Aim of the exercise: Repeat exactly, and only, the lines from the one holding "Output a JSON" through the last line of the records below.

[Collected data entries]
=====

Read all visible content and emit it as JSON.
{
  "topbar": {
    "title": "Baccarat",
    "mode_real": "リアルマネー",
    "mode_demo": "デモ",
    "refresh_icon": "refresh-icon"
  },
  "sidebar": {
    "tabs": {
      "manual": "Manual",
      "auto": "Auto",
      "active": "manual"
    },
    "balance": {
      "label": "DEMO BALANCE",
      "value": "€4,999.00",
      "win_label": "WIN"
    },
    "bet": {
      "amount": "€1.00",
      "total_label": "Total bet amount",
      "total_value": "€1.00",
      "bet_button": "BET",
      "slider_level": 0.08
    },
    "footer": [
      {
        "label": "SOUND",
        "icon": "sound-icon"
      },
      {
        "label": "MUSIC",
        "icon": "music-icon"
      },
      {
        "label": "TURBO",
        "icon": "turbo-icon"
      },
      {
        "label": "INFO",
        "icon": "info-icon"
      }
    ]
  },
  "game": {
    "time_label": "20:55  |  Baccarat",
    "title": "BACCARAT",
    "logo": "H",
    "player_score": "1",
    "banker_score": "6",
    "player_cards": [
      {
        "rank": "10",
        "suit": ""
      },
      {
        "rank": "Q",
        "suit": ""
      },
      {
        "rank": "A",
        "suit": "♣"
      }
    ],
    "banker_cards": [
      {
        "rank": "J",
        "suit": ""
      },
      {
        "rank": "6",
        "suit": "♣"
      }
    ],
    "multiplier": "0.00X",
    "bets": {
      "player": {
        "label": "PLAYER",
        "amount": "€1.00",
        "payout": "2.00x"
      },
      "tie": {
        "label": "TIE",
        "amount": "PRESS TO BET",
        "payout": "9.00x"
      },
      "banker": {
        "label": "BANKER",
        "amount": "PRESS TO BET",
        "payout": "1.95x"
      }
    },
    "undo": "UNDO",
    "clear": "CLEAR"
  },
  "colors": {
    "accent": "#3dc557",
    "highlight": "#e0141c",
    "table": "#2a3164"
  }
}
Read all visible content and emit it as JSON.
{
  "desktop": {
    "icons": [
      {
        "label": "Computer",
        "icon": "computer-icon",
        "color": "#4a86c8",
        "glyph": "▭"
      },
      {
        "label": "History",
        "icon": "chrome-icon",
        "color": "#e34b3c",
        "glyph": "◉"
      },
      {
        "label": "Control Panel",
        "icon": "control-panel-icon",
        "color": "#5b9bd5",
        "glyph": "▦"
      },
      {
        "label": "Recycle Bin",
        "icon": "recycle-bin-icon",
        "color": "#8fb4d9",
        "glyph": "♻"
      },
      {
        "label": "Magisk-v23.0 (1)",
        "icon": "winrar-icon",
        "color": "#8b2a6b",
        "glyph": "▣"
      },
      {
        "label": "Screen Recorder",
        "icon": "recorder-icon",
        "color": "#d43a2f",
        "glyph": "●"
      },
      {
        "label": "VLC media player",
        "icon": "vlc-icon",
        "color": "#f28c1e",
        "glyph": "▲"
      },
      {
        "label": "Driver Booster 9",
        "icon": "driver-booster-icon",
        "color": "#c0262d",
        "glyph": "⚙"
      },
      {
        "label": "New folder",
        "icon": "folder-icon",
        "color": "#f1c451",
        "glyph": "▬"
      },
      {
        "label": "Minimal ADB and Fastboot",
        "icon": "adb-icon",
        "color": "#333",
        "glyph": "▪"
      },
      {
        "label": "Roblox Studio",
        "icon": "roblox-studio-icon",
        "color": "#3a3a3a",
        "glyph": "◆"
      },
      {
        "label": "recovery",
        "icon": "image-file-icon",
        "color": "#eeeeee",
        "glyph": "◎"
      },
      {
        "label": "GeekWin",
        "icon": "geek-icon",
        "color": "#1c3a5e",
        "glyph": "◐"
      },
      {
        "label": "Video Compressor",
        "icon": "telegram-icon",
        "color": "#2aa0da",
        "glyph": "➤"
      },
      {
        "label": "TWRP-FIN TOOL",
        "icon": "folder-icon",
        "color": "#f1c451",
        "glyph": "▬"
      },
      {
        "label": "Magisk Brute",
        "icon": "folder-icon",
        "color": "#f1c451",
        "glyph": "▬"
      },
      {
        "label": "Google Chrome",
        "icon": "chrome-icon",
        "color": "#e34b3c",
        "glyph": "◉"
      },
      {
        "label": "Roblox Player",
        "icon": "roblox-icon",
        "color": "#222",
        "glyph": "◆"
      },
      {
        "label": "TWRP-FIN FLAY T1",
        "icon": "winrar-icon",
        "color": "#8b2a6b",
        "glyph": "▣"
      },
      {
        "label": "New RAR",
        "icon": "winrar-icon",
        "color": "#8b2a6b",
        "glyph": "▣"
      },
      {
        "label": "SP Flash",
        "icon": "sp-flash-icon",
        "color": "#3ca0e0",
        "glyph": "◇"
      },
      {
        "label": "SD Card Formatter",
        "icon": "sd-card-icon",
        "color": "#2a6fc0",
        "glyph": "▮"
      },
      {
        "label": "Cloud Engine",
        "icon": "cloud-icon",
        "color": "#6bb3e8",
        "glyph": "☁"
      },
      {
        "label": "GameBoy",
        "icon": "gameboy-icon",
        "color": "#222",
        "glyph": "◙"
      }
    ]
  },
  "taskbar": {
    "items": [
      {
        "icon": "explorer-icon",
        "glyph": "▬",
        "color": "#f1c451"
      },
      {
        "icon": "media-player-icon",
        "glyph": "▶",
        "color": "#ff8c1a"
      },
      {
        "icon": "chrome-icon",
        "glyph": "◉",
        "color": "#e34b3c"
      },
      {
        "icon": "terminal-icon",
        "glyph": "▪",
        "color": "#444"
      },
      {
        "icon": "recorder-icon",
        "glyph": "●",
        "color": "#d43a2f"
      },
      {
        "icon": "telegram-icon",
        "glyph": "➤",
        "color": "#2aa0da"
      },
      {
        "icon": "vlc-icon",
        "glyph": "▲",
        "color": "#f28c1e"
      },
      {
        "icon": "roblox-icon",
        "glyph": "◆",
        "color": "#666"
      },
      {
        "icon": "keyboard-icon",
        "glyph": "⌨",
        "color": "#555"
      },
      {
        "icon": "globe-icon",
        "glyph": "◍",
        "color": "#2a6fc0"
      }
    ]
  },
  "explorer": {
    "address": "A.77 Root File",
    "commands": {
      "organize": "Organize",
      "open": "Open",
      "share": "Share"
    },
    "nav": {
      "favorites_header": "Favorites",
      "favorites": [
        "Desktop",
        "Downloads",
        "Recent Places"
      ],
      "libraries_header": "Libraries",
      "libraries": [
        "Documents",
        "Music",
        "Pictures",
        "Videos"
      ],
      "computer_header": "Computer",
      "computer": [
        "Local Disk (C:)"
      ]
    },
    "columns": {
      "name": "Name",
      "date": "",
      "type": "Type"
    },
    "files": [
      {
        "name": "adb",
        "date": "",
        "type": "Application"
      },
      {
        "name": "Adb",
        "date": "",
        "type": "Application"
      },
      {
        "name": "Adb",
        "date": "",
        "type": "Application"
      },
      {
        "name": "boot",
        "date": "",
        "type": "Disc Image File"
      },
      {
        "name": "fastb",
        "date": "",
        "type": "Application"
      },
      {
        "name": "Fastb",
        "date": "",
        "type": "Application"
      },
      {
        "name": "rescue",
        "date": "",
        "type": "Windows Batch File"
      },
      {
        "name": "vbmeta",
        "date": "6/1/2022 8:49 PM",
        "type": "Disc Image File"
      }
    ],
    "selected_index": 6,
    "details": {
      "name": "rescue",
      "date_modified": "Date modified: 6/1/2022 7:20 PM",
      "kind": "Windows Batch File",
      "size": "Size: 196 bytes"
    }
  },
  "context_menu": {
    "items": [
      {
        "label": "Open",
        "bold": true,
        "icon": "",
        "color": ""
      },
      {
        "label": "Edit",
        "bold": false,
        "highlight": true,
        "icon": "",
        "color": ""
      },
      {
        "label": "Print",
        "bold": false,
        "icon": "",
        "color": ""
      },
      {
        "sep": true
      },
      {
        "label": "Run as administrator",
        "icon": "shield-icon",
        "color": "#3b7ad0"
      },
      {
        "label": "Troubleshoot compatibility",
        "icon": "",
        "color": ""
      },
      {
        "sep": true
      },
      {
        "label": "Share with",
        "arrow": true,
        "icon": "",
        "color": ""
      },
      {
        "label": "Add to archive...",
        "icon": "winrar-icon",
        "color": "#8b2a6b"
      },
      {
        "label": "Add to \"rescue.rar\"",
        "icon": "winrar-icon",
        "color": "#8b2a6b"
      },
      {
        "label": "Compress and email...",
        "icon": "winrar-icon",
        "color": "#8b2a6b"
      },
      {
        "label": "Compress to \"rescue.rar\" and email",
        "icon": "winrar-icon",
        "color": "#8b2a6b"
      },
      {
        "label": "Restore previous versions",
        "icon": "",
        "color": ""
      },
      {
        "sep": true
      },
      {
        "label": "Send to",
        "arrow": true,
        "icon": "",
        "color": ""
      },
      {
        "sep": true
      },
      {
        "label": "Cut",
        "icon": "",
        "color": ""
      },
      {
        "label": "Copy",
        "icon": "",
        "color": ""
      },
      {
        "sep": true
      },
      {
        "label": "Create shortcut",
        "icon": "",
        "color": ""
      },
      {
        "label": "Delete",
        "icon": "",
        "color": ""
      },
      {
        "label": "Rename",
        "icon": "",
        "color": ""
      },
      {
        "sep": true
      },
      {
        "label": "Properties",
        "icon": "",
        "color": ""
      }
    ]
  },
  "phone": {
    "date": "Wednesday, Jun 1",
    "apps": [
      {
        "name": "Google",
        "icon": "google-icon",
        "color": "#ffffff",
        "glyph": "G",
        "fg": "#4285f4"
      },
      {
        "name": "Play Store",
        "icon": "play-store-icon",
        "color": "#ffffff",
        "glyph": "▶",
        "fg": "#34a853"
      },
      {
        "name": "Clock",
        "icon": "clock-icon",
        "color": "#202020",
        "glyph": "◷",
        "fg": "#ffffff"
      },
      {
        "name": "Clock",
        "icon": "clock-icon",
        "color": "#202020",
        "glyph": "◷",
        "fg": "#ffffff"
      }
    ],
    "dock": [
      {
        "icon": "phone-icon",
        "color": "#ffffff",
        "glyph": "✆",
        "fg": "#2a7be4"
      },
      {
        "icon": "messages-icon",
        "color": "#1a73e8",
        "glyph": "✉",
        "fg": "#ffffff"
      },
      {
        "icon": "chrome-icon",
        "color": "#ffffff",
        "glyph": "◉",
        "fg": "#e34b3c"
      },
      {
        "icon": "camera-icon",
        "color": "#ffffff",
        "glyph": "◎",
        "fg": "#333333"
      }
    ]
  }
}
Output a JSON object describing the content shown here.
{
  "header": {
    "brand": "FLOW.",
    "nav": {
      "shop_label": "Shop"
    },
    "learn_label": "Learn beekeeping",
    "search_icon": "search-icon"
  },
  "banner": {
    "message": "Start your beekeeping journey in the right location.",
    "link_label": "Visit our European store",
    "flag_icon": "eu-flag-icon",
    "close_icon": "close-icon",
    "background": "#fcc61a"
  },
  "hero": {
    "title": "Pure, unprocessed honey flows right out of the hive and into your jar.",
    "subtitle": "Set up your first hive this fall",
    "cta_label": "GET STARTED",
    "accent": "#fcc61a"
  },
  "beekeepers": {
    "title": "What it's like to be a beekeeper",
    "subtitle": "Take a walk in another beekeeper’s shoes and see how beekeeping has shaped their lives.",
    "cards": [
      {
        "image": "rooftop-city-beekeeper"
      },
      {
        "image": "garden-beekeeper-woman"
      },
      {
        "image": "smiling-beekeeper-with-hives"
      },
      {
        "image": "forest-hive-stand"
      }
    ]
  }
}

=====

Result of the task:
Output a JSON object describing the content shown here.
{
  "header": {
    "brand": "FLOW.",
    "nav": {
      "shop_label": "Shop"
    },
    "learn_label": "Learn beekeeping",
    "search_icon": "search-icon"
  },
  "banner": {
    "message": "Start your beekeeping journey in the right location.",
    "link_label": "Visit our European store",
    "flag_icon": "eu-flag-icon",
    "close_icon": "close-icon",
    "background": "#fcc61a"
  },
  "hero": {
    "title": "Pure, unprocessed honey flows right out of the hive and into your jar.",
    "subtitle": "Set up your first hive this fall",
    "cta_label": "GET STARTED",
    "accent": "#fcc61a"
  },
  "beekeepers": {
    "title": "What it's like to be a beekeeper",
    "subtitle": "Take a walk in another beekeeper’s shoes and see how beekeeping has shaped their lives.",
    "cards": [
      {
        "image": "rooftop-city-beekeeper"
      },
      {
        "image": "garden-beekeeper-woman"
      },
      {
        "image": "smiling-beekeeper-with-hives"
      },
      {
        "image": "forest-hive-stand"
      }
    ]
  }
}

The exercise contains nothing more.